| Aim of the task |
Each entry below is to be duplicated verbatim.

──────── Dataset

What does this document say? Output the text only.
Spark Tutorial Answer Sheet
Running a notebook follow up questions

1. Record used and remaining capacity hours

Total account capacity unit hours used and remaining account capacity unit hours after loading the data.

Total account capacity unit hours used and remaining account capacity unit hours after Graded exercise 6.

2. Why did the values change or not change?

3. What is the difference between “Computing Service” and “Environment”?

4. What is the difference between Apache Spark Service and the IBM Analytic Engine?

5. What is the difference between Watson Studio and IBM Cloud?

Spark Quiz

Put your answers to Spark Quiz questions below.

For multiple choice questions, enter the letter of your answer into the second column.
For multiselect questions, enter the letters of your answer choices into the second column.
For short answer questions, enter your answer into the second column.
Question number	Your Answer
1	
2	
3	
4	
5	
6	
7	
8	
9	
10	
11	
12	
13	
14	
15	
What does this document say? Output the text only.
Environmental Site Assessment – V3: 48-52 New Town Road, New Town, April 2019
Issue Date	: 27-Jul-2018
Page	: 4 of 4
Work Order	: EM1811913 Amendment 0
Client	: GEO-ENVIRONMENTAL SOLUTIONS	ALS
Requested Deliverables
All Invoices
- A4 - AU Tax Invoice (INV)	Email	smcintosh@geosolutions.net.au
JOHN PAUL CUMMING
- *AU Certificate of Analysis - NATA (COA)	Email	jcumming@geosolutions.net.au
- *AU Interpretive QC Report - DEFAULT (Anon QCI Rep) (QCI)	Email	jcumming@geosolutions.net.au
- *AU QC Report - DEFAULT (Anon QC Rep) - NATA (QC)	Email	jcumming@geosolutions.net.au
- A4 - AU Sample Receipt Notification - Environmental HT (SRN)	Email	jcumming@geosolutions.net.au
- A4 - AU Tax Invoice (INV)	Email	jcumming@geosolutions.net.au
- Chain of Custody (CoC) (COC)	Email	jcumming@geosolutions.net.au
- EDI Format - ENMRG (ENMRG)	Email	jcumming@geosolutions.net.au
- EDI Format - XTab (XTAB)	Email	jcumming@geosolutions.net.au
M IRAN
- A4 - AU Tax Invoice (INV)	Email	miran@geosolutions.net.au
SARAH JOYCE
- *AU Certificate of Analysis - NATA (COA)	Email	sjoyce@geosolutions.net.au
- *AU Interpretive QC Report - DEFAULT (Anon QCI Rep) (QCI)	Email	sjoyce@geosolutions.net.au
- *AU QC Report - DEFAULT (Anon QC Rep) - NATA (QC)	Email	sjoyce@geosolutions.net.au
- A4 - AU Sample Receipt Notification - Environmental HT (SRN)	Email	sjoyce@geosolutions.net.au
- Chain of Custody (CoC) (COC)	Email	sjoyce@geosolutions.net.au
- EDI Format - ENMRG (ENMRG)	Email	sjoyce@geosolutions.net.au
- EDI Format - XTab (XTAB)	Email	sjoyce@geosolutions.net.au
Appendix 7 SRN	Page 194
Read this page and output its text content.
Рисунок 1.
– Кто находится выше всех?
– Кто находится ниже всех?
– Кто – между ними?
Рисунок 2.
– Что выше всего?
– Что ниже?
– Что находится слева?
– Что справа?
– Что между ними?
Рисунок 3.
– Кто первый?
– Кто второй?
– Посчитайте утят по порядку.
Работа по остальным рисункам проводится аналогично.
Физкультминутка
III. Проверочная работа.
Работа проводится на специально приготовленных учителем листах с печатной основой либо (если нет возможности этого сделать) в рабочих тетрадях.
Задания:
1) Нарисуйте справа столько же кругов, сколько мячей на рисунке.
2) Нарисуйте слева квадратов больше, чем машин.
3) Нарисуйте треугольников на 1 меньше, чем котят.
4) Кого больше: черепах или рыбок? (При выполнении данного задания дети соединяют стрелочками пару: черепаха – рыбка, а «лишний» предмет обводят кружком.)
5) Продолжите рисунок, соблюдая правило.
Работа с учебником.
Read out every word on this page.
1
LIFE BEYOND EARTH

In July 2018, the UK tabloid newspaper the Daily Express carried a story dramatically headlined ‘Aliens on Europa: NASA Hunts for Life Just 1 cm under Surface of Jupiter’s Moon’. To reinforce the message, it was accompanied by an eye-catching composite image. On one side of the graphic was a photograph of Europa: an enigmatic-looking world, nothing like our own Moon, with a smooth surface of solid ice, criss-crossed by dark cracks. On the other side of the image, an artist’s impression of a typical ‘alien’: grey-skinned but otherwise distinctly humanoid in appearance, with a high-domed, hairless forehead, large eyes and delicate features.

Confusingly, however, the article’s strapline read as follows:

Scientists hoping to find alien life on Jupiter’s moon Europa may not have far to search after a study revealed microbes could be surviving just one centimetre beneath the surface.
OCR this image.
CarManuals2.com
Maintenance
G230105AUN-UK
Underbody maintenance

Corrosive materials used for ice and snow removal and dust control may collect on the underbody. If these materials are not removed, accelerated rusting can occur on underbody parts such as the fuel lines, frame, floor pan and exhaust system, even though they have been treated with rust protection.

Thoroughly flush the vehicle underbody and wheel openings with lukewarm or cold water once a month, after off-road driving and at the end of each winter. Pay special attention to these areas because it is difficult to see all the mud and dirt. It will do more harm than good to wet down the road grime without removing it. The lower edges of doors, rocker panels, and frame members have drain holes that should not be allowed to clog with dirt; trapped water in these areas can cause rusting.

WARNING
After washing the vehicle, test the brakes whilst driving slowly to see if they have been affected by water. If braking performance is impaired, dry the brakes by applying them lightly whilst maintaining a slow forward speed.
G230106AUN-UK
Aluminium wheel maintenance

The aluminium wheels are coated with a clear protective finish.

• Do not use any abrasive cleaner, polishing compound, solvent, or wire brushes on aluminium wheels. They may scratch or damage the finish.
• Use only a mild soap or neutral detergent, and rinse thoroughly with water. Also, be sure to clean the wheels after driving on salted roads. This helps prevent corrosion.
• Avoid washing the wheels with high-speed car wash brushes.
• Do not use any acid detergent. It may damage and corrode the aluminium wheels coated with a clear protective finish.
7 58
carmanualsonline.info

────────────────

| Result |
What does this document say? Output the text only.
Spark Tutorial Answer Sheet
Running a notebook follow up questions

1. Record used and remaining capacity hours

Total account capacity unit hours used and remaining account capacity unit hours after loading the data.

Total account capacity unit hours used and remaining account capacity unit hours after Graded exercise 6.

2. Why did the values change or not change?

3. What is the difference between “Computing Service” and “Environment”?

4. What is the difference between Apache Spark Service and the IBM Analytic Engine?

5. What is the difference between Watson Studio and IBM Cloud?

Spark Quiz

Put your answers to Spark Quiz questions below.

For multiple choice questions, enter the letter of your answer into the second column.
For multiselect questions, enter the letters of your answer choices into the second column.
For short answer questions, enter your answer into the second column.
Question number	Your Answer
1	
2	
3	
4	
5	
6	
7	
8	
9	
10	
11	
12	
13	
14	
15	
What does this document say? Output the text only.
Environmental Site Assessment – V3: 48-52 New Town Road, New Town, April 2019
Issue Date	: 27-Jul-2018
Page	: 4 of 4
Work Order	: EM1811913 Amendment 0
Client	: GEO-ENVIRONMENTAL SOLUTIONS	ALS
Requested Deliverables
All Invoices
- A4 - AU Tax Invoice (INV)	Email	smcintosh@geosolutions.net.au
JOHN PAUL CUMMING
- *AU Certificate of Analysis - NATA (COA)	Email	jcumming@geosolutions.net.au
- *AU Interpretive QC Report - DEFAULT (Anon QCI Rep) (QCI)	Email	jcumming@geosolutions.net.au
- *AU QC Report - DEFAULT (Anon QC Rep) - NATA (QC)	Email	jcumming@geosolutions.net.au
- A4 - AU Sample Receipt Notification - Environmental HT (SRN)	Email	jcumming@geosolutions.net.au
- A4 - AU Tax Invoice (INV)	Email	jcumming@geosolutions.net.au
- Chain of Custody (CoC) (COC)	Email	jcumming@geosolutions.net.au
- EDI Format - ENMRG (ENMRG)	Email	jcumming@geosolutions.net.au
- EDI Format - XTab (XTAB)	Email	jcumming@geosolutions.net.au
M IRAN
- A4 - AU Tax Invoice (INV)	Email	miran@geosolutions.net.au
SARAH JOYCE
- *AU Certificate of Analysis - NATA (COA)	Email	sjoyce@geosolutions.net.au
- *AU Interpretive QC Report - DEFAULT (Anon QCI Rep) (QCI)	Email	sjoyce@geosolutions.net.au
- *AU QC Report - DEFAULT (Anon QC Rep) - NATA (QC)	Email	sjoyce@geosolutions.net.au
- A4 - AU Sample Receipt Notification - Environmental HT (SRN)	Email	sjoyce@geosolutions.net.au
- Chain of Custody (CoC) (COC)	Email	sjoyce@geosolutions.net.au
- EDI Format - ENMRG (ENMRG)	Email	sjoyce@geosolutions.net.au
- EDI Format - XTab (XTAB)	Email	sjoyce@geosolutions.net.au
Appendix 7 SRN	Page 194
Read this page and output its text content.
Рисунок 1.
– Кто находится выше всех?
– Кто находится ниже всех?
– Кто – между ними?
Рисунок 2.
– Что выше всего?
– Что ниже?
– Что находится слева?
– Что справа?
– Что между ними?
Рисунок 3.
– Кто первый?
– Кто второй?
– Посчитайте утят по порядку.
Работа по остальным рисункам проводится аналогично.
Физкультминутка
III. Проверочная работа.
Работа проводится на специально приготовленных учителем листах с печатной основой либо (если нет возможности этого сделать) в рабочих тетрадях.
Задания:
1) Нарисуйте справа столько же кругов, сколько мячей на рисунке.
2) Нарисуйте слева квадратов больше, чем машин.
3) Нарисуйте треугольников на 1 меньше, чем котят.
4) Кого больше: черепах или рыбок? (При выполнении данного задания дети соединяют стрелочками пару: черепаха – рыбка, а «лишний» предмет обводят кружком.)
5) Продолжите рисунок, соблюдая правило.
Работа с учебником.
Read out every word on this page.
1
LIFE BEYOND EARTH

In July 2018, the UK tabloid newspaper the Daily Express carried a story dramatically headlined ‘Aliens on Europa: NASA Hunts for Life Just 1 cm under Surface of Jupiter’s Moon’. To reinforce the message, it was accompanied by an eye-catching composite image. On one side of the graphic was a photograph of Europa: an enigmatic-looking world, nothing like our own Moon, with a smooth surface of solid ice, criss-crossed by dark cracks. On the other side of the image, an artist’s impression of a typical ‘alien’: grey-skinned but otherwise distinctly humanoid in appearance, with a high-domed, hairless forehead, large eyes and delicate features.

Confusingly, however, the article’s strapline read as follows:

Scientists hoping to find alien life on Jupiter’s moon Europa may not have far to search after a study revealed microbes could be surviving just one centimetre beneath the surface.
OCR this image.
CarManuals2.com
Maintenance
G230105AUN-UK
Underbody maintenance

Corrosive materials used for ice and snow removal and dust control may collect on the underbody. If these materials are not removed, accelerated rusting can occur on underbody parts such as the fuel lines, frame, floor pan and exhaust system, even though they have been treated with rust protection.

Thoroughly flush the vehicle underbody and wheel openings with lukewarm or cold water once a month, after off-road driving and at the end of each winter. Pay special attention to these areas because it is difficult to see all the mud and dirt. It will do more harm than good to wet down the road grime without removing it. The lower edges of doors, rocker panels, and frame members have drain holes that should not be allowed to clog with dirt; trapped water in these areas can cause rusting.

WARNING
After washing the vehicle, test the brakes whilst driving slowly to see if they have been affected by water. If braking performance is impaired, dry the brakes by applying them lightly whilst maintaining a slow forward speed.
G230106AUN-UK
Aluminium wheel maintenance

The aluminium wheels are coated with a clear protective finish.

• Do not use any abrasive cleaner, polishing compound, solvent, or wire brushes on aluminium wheels. They may scratch or damage the finish.
• Use only a mild soap or neutral detergent, and rinse thoroughly with water. Also, be sure to clean the wheels after driving on salted roads. This helps prevent corrosion.
• Avoid washing the wheels with high-speed car wash brushes.
• Do not use any acid detergent. It may damage and corrode the aluminium wheels coated with a clear protective finish.
7 58
carmanualsonline.info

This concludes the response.